[Saved entries]
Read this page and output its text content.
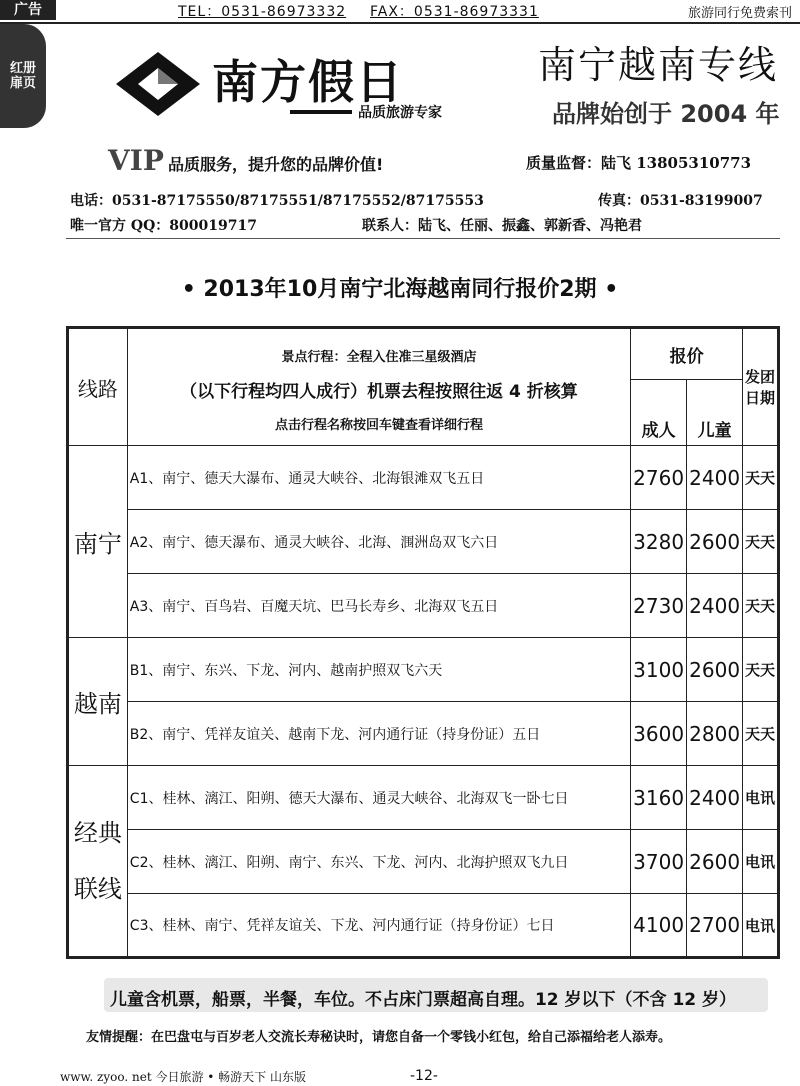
广告	TEL：0531-86973332 FAX：0531-86973331	旅游同行免费索刊
红册
扉页	南方假日
品质旅游专家
南宁越南专线
品牌始创于 2004 年
VIP 品质服务，提升您的品牌价值!	质量监督：陆飞 13805310773
电话：0531-87175550/87175551/87175552/87175553	传真：0531-83199007
唯一官方 QQ：800019717	联系人：陆飞、任丽、振鑫、郭新香、冯艳君
• 2013年10月南宁北海越南同行报价2期 •
线路	景点行程：全程入住准三星级酒店
（以下行程均四人成行）机票去程按照往返 4 折核算
点击行程名称按回车键查看详细行程	报价		发团日期
		成人	儿童	
南宁	A1、南宁、德天大瀑布、通灵大峡谷、北海银滩双飞五日	2760	2400	天天
	A2、南宁、德天瀑布、通灵大峡谷、北海、涠洲岛双飞六日	3280	2600	天天
	A3、南宁、百鸟岩、百魔天坑、巴马长寿乡、北海双飞五日	2730	2400	天天
越南	B1、南宁、东兴、下龙、河内、越南护照双飞六天	3100	2600	天天
	B2、南宁、凭祥友谊关、越南下龙、河内通行证（持身份证）五日	3600	2800	天天
经典联线	C1、桂林、漓江、阳朔、德天大瀑布、通灵大峡谷、北海双飞一卧七日	3160	2400	电讯
	C2、桂林、漓江、阳朔、南宁、东兴、下龙、河内、北海护照双飞九日	3700	2600	电讯
	C3、桂林、南宁、凭祥友谊关、下龙、河内通行证（持身份证）七日	4100	2700	电讯
儿童含机票，船票，半餐，车位。不占床门票超高自理。12 岁以下（不含 12 岁）
友情提醒：在巴盘屯与百岁老人交流长寿秘诀时，请您自备一个零钱小红包，给自己添福给老人添寿。
www. zyoo. net 今日旅游 • 畅游天下 山东版	-12-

Written problem: Look over the listing. Pull out every line with the string "凭祥友谊关" in it.

Solved exercise:
	B2、南宁、凭祥友谊关、越南下龙、河内通行证（持身份证）五日	3600	2800	天天
	C3、桂林、南宁、凭祥友谊关、下龙、河内通行证（持身份证）七日	4100	2700	电讯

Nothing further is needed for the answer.